::: PROVIDED MATERIAL

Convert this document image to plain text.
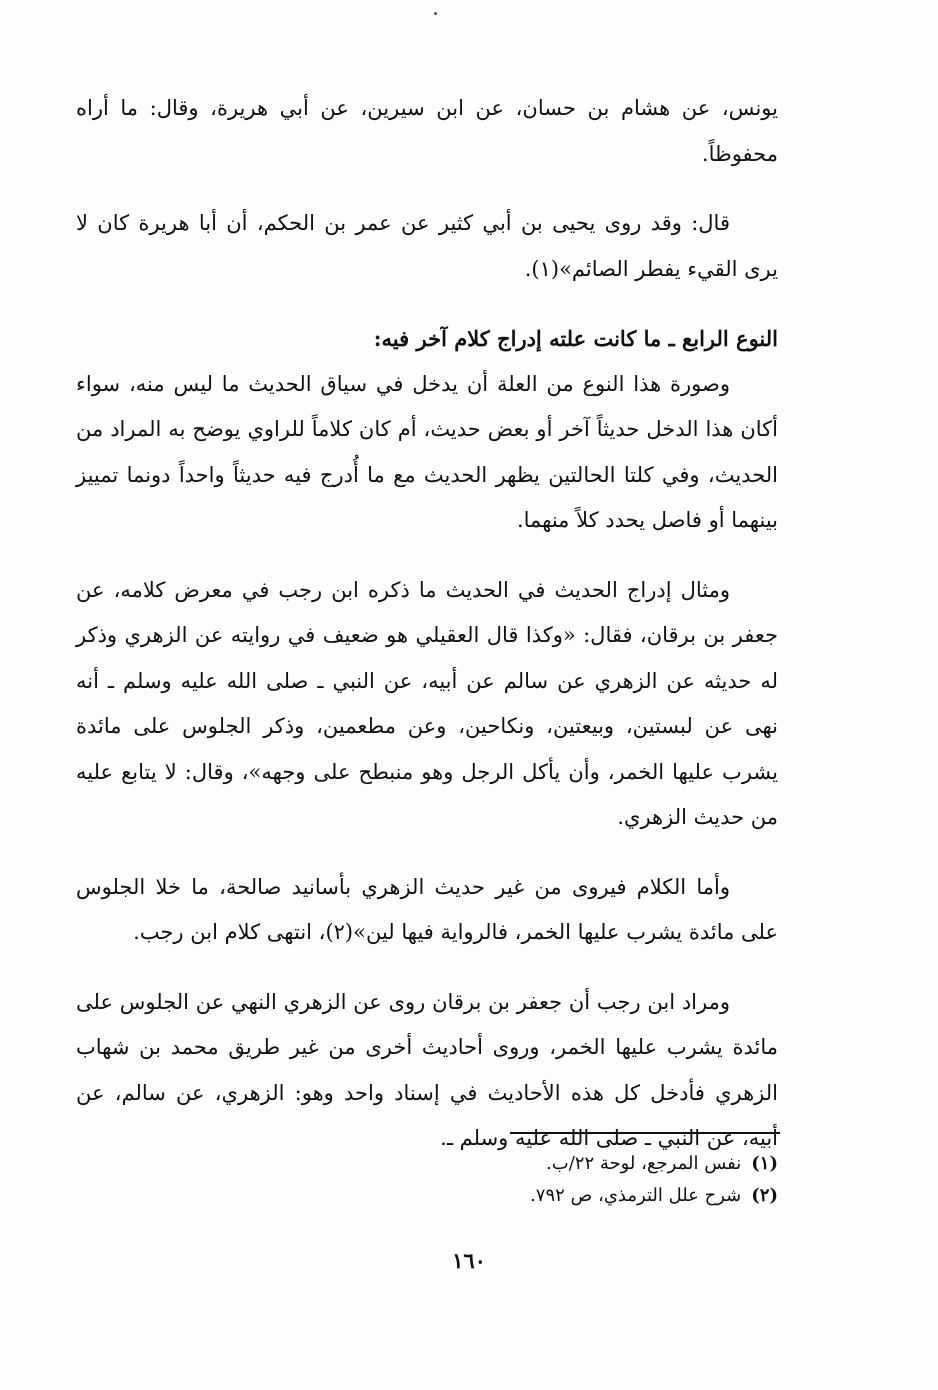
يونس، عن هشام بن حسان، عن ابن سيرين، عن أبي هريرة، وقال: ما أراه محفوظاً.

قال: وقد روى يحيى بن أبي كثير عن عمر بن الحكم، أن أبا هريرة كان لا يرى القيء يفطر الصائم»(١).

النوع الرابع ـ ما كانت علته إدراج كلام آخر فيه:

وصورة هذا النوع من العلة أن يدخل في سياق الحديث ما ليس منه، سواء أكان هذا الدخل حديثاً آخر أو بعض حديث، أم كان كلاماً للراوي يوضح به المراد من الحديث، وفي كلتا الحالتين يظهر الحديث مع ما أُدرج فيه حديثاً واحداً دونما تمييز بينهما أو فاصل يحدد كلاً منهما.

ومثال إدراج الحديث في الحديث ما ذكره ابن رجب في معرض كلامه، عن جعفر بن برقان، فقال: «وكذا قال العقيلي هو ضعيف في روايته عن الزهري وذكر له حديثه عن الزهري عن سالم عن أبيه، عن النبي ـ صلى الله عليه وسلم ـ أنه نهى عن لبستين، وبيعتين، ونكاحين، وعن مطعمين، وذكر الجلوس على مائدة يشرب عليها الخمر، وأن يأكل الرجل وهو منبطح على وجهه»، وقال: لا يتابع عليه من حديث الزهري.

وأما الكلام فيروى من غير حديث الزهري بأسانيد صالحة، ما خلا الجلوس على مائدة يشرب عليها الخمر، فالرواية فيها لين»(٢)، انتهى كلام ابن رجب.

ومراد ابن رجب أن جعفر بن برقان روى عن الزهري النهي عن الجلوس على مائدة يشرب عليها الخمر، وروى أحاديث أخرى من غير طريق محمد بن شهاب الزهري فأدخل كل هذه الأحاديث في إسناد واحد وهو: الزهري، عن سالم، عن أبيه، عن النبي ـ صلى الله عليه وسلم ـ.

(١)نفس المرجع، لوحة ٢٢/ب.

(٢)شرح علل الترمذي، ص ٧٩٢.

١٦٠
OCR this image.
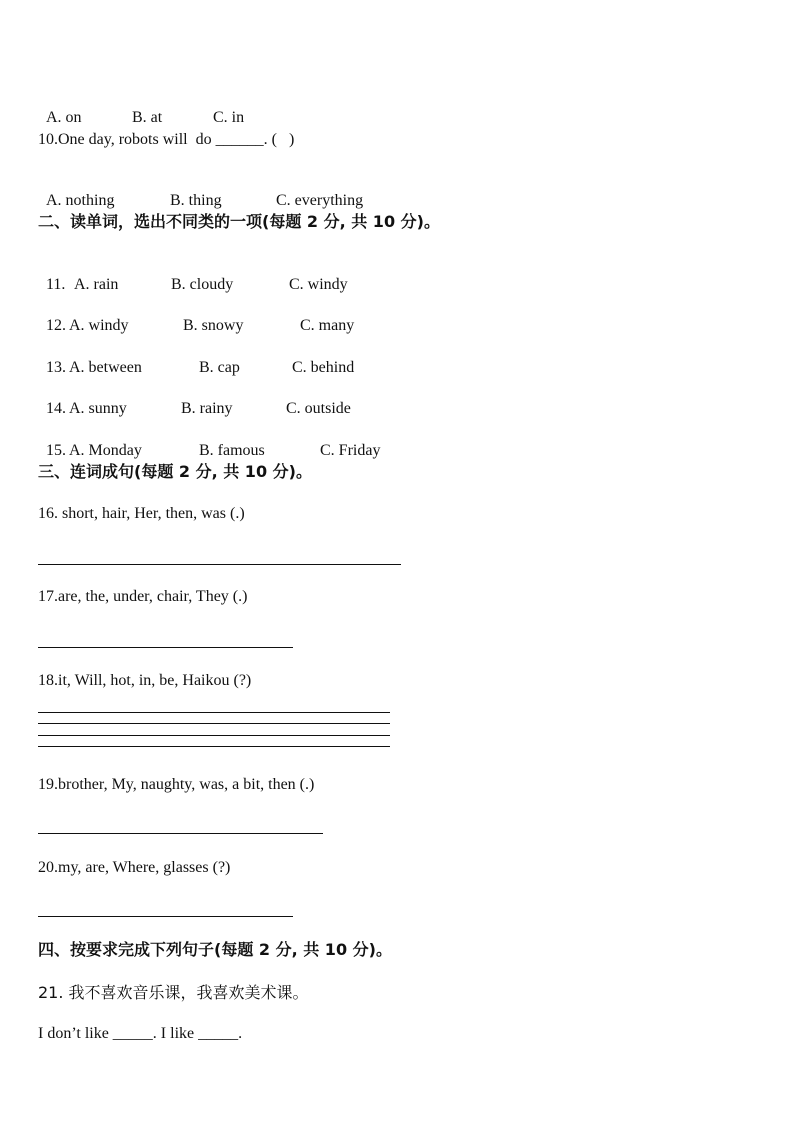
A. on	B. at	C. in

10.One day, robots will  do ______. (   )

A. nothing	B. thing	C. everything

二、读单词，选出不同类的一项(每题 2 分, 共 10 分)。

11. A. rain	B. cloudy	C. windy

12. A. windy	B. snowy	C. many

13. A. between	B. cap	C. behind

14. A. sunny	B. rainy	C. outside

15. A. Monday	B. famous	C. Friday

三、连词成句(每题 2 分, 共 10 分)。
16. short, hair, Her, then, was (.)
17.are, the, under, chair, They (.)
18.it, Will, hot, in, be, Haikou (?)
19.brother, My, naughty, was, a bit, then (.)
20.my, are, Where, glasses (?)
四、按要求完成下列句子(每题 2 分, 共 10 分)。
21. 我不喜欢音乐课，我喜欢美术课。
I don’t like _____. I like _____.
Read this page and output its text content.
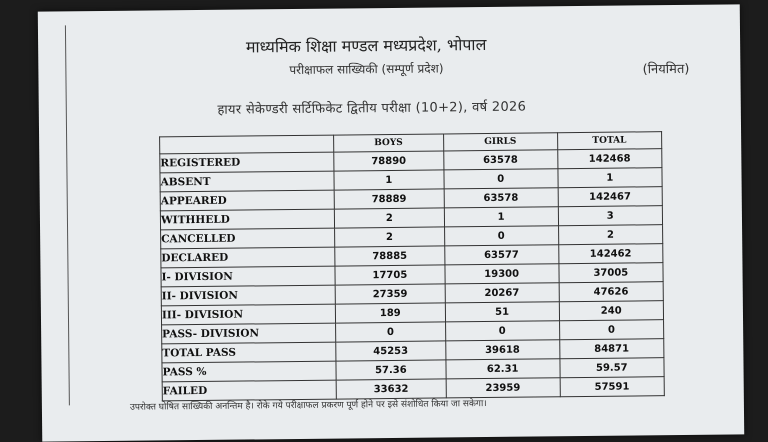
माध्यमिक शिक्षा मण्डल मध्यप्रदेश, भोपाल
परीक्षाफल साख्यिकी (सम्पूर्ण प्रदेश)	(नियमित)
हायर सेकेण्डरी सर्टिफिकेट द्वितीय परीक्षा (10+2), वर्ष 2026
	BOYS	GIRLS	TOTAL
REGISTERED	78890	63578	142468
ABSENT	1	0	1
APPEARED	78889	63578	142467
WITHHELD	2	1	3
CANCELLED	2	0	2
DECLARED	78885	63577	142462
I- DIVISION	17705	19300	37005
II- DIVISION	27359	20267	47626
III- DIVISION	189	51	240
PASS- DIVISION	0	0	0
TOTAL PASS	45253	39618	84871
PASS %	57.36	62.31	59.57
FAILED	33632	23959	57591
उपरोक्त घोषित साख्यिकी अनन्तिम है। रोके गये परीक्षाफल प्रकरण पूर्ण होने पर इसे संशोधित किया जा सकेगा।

::::::

**SHORT TASK:**
Check each line of the entries for the string "الحديث". Copy the lines that have it.

**OUTPUT OF THE TASK:**
وصورة هذا النوع من العلة أن يدخل في سياق الحديث ما ليس منه، سواء أكان هذا الدخل حديثاً آخر أو بعض حديث، أم كان كلاماً للراوي يوضح به المراد من الحديث، وفي كلتا الحالتين يظهر الحديث مع ما أُدرج فيه حديثاً واحداً دونما تمييز بينهما أو فاصل يحدد كلاً منهما.
ومثال إدراج الحديث في الحديث ما ذكره ابن رجب في معرض كلامه، عن جعفر بن برقان، فقال: «وكذا قال العقيلي هو ضعيف في روايته عن الزهري وذكر له حديثه عن الزهري عن سالم عن أبيه، عن النبي ـ صلى الله عليه وسلم ـ أنه نهى عن لبستين، وبيعتين، ونكاحين، وعن مطعمين، وذكر الجلوس على مائدة يشرب عليها الخمر، وأن يأكل الرجل وهو منبطح على وجهه»، وقال: لا يتابع عليه من حديث الزهري.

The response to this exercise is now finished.